## WORK TO DO
Copy out the entries exactly, from the first line to the last.

## WORKING DATA
☆ ☆ ☆ ☆ ☆

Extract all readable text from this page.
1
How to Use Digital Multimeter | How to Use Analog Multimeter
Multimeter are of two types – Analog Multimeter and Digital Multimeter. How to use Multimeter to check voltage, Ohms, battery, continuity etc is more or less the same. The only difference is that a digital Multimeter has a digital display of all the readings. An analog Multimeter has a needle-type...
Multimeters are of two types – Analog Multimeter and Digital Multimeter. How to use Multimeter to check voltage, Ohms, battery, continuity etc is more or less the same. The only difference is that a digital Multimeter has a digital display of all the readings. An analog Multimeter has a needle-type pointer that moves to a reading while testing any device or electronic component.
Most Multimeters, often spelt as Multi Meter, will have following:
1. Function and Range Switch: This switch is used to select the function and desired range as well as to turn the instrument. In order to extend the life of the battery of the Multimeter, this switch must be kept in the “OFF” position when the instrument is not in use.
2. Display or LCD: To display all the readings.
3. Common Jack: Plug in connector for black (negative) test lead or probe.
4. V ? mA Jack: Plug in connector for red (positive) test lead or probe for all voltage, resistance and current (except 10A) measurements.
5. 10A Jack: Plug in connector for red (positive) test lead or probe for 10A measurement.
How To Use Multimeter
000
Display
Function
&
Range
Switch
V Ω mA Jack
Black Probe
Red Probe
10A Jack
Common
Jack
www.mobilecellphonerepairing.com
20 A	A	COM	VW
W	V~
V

☆ ☆ ☆ ☆ ☆

## WRITTEN RESPONSE
Extract all readable text from this page.
1
How to Use Digital Multimeter | How to Use Analog Multimeter
Multimeter are of two types – Analog Multimeter and Digital Multimeter. How to use Multimeter to check voltage, Ohms, battery, continuity etc is more or less the same. The only difference is that a digital Multimeter has a digital display of all the readings. An analog Multimeter has a needle-type...
Multimeters are of two types – Analog Multimeter and Digital Multimeter. How to use Multimeter to check voltage, Ohms, battery, continuity etc is more or less the same. The only difference is that a digital Multimeter has a digital display of all the readings. An analog Multimeter has a needle-type pointer that moves to a reading while testing any device or electronic component.
Most Multimeters, often spelt as Multi Meter, will have following:
1. Function and Range Switch: This switch is used to select the function and desired range as well as to turn the instrument. In order to extend the life of the battery of the Multimeter, this switch must be kept in the “OFF” position when the instrument is not in use.
2. Display or LCD: To display all the readings.
3. Common Jack: Plug in connector for black (negative) test lead or probe.
4. V ? mA Jack: Plug in connector for red (positive) test lead or probe for all voltage, resistance and current (except 10A) measurements.
5. 10A Jack: Plug in connector for red (positive) test lead or probe for 10A measurement.
How To Use Multimeter
000
Display
Function
&
Range
Switch
V Ω mA Jack
Black Probe
Red Probe
10A Jack
Common
Jack
www.mobilecellphonerepairing.com
20 A	A	COM	VW
W	V~
V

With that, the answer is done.